# What you are asked to do
Copy down every line where the string "Water" shows up.

# Dataset records
════════════════════

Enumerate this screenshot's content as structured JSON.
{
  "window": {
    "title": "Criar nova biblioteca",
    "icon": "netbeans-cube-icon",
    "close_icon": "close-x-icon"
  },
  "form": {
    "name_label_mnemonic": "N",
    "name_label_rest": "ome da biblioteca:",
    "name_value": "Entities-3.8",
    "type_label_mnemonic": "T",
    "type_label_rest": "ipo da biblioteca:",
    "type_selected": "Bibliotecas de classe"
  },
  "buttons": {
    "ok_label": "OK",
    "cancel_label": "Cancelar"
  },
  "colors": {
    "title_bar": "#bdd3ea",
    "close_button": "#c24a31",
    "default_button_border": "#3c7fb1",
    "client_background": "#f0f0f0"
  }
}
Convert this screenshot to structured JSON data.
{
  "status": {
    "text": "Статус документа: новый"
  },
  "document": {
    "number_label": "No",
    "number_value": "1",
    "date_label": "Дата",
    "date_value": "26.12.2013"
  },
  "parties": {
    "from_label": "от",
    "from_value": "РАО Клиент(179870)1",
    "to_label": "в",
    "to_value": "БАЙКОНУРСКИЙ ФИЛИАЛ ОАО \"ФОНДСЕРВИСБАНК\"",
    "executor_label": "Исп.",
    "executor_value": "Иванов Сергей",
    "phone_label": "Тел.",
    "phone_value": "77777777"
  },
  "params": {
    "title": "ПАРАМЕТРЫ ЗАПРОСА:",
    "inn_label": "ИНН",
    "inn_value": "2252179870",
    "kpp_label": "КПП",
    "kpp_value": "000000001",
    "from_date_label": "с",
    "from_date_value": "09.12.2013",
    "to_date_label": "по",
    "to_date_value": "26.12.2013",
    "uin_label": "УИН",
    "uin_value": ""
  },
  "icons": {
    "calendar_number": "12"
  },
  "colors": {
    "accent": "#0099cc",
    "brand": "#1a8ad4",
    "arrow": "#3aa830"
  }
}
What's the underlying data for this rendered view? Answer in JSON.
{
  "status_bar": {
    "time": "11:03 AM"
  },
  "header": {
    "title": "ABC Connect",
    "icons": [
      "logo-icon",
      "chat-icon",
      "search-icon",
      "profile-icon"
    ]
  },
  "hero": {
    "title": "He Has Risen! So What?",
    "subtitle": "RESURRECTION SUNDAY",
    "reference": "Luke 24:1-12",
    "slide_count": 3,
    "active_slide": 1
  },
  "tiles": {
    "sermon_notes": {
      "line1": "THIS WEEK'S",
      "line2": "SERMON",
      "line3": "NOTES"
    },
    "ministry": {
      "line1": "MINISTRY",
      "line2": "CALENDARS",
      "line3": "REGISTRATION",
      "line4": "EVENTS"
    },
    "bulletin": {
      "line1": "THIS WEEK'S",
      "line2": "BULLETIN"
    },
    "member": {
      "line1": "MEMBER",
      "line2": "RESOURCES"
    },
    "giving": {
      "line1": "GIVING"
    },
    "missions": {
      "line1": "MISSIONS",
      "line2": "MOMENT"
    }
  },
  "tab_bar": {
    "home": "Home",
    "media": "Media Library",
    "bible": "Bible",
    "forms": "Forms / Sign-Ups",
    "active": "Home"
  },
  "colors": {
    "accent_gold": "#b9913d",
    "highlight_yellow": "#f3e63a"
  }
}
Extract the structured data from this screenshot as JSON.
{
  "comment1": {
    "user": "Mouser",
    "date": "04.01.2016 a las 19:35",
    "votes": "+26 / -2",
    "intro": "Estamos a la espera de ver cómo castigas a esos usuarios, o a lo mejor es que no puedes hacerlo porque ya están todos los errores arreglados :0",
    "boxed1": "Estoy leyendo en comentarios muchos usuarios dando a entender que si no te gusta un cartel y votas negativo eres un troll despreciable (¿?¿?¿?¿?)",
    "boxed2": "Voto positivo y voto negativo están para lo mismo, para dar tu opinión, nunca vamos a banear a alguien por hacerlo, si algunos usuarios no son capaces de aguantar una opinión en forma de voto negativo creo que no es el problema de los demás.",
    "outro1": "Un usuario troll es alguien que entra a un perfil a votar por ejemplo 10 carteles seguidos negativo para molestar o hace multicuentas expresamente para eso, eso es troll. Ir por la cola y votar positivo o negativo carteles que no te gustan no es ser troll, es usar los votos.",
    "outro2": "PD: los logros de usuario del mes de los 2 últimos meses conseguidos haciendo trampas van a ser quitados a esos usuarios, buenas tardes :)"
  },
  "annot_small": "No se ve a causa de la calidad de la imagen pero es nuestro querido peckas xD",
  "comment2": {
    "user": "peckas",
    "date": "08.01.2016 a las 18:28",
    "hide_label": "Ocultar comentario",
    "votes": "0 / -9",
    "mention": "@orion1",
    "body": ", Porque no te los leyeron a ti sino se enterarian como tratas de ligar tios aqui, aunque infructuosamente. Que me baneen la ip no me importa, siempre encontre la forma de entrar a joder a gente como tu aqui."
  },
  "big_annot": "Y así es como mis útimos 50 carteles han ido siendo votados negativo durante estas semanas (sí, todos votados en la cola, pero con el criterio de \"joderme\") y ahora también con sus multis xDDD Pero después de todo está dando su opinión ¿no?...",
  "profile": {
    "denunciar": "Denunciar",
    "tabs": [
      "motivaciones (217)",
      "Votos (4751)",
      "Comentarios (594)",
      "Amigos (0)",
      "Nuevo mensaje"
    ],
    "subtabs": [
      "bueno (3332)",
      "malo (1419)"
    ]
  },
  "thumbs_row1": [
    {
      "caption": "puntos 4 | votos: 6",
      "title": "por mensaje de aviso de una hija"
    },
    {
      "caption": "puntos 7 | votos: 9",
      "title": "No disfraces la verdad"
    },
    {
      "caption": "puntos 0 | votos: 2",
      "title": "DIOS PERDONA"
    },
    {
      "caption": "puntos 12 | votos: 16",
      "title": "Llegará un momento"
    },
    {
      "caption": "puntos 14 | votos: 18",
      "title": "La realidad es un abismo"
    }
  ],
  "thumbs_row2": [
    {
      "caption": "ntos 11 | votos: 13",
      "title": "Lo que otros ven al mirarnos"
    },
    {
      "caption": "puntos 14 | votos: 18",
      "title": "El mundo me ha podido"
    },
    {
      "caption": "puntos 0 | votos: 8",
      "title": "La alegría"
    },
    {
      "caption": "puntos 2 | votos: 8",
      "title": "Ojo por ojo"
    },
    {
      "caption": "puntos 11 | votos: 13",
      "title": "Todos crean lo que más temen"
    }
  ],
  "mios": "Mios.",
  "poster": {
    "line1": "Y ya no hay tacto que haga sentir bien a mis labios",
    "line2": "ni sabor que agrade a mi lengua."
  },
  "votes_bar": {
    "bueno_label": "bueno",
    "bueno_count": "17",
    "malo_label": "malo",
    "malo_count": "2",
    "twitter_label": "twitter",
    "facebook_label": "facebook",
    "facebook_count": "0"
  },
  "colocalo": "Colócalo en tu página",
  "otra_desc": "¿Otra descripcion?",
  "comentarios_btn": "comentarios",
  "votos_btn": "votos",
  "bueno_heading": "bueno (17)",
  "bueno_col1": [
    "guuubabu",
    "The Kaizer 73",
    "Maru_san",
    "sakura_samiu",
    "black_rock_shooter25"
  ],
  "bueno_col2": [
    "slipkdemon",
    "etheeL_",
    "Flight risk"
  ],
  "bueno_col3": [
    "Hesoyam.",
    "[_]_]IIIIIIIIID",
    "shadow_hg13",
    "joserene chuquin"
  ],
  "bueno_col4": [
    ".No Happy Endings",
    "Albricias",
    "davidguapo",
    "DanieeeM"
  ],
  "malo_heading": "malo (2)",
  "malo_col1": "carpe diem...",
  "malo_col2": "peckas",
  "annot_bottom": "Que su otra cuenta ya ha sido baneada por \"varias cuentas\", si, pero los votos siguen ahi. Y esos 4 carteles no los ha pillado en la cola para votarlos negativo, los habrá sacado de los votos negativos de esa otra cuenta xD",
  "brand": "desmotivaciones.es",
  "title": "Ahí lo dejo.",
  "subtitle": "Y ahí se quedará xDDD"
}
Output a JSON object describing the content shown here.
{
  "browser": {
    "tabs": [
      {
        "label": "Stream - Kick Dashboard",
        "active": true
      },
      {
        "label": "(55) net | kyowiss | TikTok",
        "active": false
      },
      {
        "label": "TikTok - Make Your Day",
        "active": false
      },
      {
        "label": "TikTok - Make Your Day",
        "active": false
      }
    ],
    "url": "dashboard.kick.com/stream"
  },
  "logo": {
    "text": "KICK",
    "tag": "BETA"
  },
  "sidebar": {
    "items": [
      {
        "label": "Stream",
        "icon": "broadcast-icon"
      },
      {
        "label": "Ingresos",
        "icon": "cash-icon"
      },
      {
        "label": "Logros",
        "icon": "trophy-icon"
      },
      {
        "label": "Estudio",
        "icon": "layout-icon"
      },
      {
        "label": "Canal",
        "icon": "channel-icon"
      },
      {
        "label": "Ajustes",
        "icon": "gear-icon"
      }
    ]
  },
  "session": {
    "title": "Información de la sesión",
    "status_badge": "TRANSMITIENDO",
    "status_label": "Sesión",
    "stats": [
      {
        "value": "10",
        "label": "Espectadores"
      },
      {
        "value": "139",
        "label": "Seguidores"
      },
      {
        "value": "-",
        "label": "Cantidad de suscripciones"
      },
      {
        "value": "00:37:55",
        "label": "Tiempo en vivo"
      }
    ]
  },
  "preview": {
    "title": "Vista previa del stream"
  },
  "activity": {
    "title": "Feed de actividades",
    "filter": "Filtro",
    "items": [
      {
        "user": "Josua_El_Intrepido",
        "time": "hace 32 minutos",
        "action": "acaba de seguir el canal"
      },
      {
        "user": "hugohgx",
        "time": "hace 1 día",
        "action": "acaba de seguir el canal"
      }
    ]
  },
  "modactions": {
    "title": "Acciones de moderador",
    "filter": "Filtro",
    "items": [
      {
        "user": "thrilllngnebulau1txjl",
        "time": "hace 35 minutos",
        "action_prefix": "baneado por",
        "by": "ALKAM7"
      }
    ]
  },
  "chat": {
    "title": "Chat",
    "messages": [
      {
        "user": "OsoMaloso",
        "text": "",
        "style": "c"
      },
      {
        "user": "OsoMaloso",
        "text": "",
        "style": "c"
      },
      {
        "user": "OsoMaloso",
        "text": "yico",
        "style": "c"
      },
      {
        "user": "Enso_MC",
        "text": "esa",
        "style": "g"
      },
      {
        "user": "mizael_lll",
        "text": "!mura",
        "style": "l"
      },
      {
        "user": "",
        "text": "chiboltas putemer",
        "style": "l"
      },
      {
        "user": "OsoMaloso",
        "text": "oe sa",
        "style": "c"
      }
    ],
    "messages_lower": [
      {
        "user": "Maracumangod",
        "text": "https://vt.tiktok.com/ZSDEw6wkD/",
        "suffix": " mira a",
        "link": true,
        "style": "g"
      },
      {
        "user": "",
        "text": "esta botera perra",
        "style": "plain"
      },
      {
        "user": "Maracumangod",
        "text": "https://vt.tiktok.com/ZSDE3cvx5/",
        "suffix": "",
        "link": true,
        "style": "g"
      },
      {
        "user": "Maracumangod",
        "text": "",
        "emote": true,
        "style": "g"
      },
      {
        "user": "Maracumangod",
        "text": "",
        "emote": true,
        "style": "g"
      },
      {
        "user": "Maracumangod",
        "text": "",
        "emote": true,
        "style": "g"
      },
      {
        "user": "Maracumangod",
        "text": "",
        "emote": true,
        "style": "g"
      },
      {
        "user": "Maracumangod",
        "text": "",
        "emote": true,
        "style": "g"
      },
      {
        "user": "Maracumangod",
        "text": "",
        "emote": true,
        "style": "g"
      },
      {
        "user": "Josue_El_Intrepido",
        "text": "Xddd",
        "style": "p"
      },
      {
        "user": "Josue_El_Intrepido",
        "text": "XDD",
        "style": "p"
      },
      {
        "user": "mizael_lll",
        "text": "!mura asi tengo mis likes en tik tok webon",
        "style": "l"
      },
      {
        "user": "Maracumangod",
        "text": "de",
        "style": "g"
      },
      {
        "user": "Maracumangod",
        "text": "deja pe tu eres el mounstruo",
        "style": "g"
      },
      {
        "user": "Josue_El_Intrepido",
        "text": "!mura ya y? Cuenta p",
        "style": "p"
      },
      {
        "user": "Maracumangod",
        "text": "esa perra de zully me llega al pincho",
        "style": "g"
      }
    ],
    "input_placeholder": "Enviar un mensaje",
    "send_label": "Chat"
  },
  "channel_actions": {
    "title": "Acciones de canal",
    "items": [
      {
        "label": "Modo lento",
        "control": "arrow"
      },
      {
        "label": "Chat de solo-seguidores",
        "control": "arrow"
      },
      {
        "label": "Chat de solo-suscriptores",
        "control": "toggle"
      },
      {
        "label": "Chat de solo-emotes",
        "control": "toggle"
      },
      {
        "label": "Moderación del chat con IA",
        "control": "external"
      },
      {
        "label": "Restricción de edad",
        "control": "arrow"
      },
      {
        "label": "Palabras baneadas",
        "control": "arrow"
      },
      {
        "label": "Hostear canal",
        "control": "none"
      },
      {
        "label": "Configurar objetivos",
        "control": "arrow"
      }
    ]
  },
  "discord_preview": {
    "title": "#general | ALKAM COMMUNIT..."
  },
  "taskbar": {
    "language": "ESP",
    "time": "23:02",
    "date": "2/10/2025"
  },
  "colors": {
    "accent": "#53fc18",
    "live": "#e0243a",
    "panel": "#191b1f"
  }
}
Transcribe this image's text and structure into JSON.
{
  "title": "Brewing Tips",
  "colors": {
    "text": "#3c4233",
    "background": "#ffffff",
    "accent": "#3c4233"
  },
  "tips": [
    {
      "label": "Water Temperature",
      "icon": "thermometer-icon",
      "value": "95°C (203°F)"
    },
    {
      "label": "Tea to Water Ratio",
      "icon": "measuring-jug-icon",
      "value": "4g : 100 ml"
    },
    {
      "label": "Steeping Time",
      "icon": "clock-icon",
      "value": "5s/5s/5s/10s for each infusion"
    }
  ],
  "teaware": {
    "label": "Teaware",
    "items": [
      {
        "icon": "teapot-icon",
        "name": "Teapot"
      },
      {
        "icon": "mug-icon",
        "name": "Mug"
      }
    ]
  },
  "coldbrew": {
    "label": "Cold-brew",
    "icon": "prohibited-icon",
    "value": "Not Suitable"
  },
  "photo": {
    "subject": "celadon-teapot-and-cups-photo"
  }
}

════════════════════

# Final answer
      "label": "Water Temperature",
      "label": "Tea to Water Ratio",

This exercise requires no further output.